Your task is to extract every line from the material below exactly.

........

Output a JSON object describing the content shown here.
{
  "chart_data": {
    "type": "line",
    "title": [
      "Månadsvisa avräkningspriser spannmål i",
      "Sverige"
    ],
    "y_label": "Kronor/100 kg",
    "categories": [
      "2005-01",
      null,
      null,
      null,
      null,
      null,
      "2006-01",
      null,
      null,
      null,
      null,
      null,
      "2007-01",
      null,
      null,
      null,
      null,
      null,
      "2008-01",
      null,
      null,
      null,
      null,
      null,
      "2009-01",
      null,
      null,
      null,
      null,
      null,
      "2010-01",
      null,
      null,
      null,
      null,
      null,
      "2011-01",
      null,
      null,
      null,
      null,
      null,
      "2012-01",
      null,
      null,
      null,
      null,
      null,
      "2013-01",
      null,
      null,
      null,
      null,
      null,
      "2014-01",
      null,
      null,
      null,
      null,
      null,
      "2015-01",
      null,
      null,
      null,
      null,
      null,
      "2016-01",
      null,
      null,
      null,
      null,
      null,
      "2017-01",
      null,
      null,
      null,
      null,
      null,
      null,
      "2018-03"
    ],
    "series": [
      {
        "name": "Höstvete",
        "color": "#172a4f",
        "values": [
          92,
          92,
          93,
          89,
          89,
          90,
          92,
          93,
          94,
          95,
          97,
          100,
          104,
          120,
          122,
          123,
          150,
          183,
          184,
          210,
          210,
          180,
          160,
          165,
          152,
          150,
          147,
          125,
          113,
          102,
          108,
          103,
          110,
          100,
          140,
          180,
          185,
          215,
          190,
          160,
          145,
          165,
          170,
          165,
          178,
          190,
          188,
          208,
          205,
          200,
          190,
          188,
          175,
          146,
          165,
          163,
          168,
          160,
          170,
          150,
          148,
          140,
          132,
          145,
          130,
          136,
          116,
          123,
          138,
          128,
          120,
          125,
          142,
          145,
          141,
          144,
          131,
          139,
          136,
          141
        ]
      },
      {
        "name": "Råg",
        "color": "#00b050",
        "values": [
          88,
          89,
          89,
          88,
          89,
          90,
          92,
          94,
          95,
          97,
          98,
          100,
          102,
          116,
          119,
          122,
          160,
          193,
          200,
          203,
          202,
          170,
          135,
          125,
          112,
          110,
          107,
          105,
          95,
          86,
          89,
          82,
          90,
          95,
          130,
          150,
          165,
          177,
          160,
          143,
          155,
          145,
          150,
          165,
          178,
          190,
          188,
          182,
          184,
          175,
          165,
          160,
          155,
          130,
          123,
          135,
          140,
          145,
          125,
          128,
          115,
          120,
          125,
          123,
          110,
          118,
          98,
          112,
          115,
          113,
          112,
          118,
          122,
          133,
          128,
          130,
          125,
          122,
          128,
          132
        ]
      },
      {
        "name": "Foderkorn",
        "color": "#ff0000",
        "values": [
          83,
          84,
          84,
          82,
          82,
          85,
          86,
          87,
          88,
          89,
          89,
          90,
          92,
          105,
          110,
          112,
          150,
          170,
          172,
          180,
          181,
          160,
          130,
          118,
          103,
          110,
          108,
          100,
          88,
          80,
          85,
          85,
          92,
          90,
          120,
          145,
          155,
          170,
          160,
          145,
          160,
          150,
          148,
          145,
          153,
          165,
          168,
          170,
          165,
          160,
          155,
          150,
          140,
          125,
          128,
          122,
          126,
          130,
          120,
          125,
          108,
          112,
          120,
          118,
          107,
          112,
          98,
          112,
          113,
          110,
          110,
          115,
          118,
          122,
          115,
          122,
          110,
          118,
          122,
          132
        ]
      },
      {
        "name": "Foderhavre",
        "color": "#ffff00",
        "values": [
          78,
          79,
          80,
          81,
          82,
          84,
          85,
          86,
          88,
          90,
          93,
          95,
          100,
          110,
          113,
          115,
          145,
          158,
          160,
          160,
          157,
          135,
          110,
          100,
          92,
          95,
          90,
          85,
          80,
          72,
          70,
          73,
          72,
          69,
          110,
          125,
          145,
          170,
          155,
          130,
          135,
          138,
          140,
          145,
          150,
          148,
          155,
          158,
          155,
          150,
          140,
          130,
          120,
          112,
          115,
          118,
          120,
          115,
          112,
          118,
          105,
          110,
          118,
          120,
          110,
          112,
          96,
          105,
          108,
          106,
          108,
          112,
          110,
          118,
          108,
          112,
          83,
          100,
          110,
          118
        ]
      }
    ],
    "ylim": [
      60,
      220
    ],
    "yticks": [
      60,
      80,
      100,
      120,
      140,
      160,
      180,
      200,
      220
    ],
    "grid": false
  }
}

........

* Full response *
Output a JSON object describing the content shown here.
{
  "chart_data": {
    "type": "line",
    "title": [
      "Månadsvisa avräkningspriser spannmål i",
      "Sverige"
    ],
    "y_label": "Kronor/100 kg",
    "categories": [
      "2005-01",
      null,
      null,
      null,
      null,
      null,
      "2006-01",
      null,
      null,
      null,
      null,
      null,
      "2007-01",
      null,
      null,
      null,
      null,
      null,
      "2008-01",
      null,
      null,
      null,
      null,
      null,
      "2009-01",
      null,
      null,
      null,
      null,
      null,
      "2010-01",
      null,
      null,
      null,
      null,
      null,
      "2011-01",
      null,
      null,
      null,
      null,
      null,
      "2012-01",
      null,
      null,
      null,
      null,
      null,
      "2013-01",
      null,
      null,
      null,
      null,
      null,
      "2014-01",
      null,
      null,
      null,
      null,
      null,
      "2015-01",
      null,
      null,
      null,
      null,
      null,
      "2016-01",
      null,
      null,
      null,
      null,
      null,
      "2017-01",
      null,
      null,
      null,
      null,
      null,
      null,
      "2018-03"
    ],
    "series": [
      {
        "name": "Höstvete",
        "color": "#172a4f",
        "values": [
          92,
          92,
          93,
          89,
          89,
          90,
          92,
          93,
          94,
          95,
          97,
          100,
          104,
          120,
          122,
          123,
          150,
          183,
          184,
          210,
          210,
          180,
          160,
          165,
          152,
          150,
          147,
          125,
          113,
          102,
          108,
          103,
          110,
          100,
          140,
          180,
          185,
          215,
          190,
          160,
          145,
          165,
          170,
          165,
          178,
          190,
          188,
          208,
          205,
          200,
          190,
          188,
          175,
          146,
          165,
          163,
          168,
          160,
          170,
          150,
          148,
          140,
          132,
          145,
          130,
          136,
          116,
          123,
          138,
          128,
          120,
          125,
          142,
          145,
          141,
          144,
          131,
          139,
          136,
          141
        ]
      },
      {
        "name": "Råg",
        "color": "#00b050",
        "values": [
          88,
          89,
          89,
          88,
          89,
          90,
          92,
          94,
          95,
          97,
          98,
          100,
          102,
          116,
          119,
          122,
          160,
          193,
          200,
          203,
          202,
          170,
          135,
          125,
          112,
          110,
          107,
          105,
          95,
          86,
          89,
          82,
          90,
          95,
          130,
          150,
          165,
          177,
          160,
          143,
          155,
          145,
          150,
          165,
          178,
          190,
          188,
          182,
          184,
          175,
          165,
          160,
          155,
          130,
          123,
          135,
          140,
          145,
          125,
          128,
          115,
          120,
          125,
          123,
          110,
          118,
          98,
          112,
          115,
          113,
          112,
          118,
          122,
          133,
          128,
          130,
          125,
          122,
          128,
          132
        ]
      },
      {
        "name": "Foderkorn",
        "color": "#ff0000",
        "values": [
          83,
          84,
          84,
          82,
          82,
          85,
          86,
          87,
          88,
          89,
          89,
          90,
          92,
          105,
          110,
          112,
          150,
          170,
          172,
          180,
          181,
          160,
          130,
          118,
          103,
          110,
          108,
          100,
          88,
          80,
          85,
          85,
          92,
          90,
          120,
          145,
          155,
          170,
          160,
          145,
          160,
          150,
          148,
          145,
          153,
          165,
          168,
          170,
          165,
          160,
          155,
          150,
          140,
          125,
          128,
          122,
          126,
          130,
          120,
          125,
          108,
          112,
          120,
          118,
          107,
          112,
          98,
          112,
          113,
          110,
          110,
          115,
          118,
          122,
          115,
          122,
          110,
          118,
          122,
          132
        ]
      },
      {
        "name": "Foderhavre",
        "color": "#ffff00",
        "values": [
          78,
          79,
          80,
          81,
          82,
          84,
          85,
          86,
          88,
          90,
          93,
          95,
          100,
          110,
          113,
          115,
          145,
          158,
          160,
          160,
          157,
          135,
          110,
          100,
          92,
          95,
          90,
          85,
          80,
          72,
          70,
          73,
          72,
          69,
          110,
          125,
          145,
          170,
          155,
          130,
          135,
          138,
          140,
          145,
          150,
          148,
          155,
          158,
          155,
          150,
          140,
          130,
          120,
          112,
          115,
          118,
          120,
          115,
          112,
          118,
          105,
          110,
          118,
          120,
          110,
          112,
          96,
          105,
          108,
          106,
          108,
          112,
          110,
          118,
          108,
          112,
          83,
          100,
          110,
          118
        ]
      }
    ],
    "ylim": [
      60,
      220
    ],
    "yticks": [
      60,
      80,
      100,
      120,
      140,
      160,
      180,
      200,
      220
    ],
    "grid": false
  }
}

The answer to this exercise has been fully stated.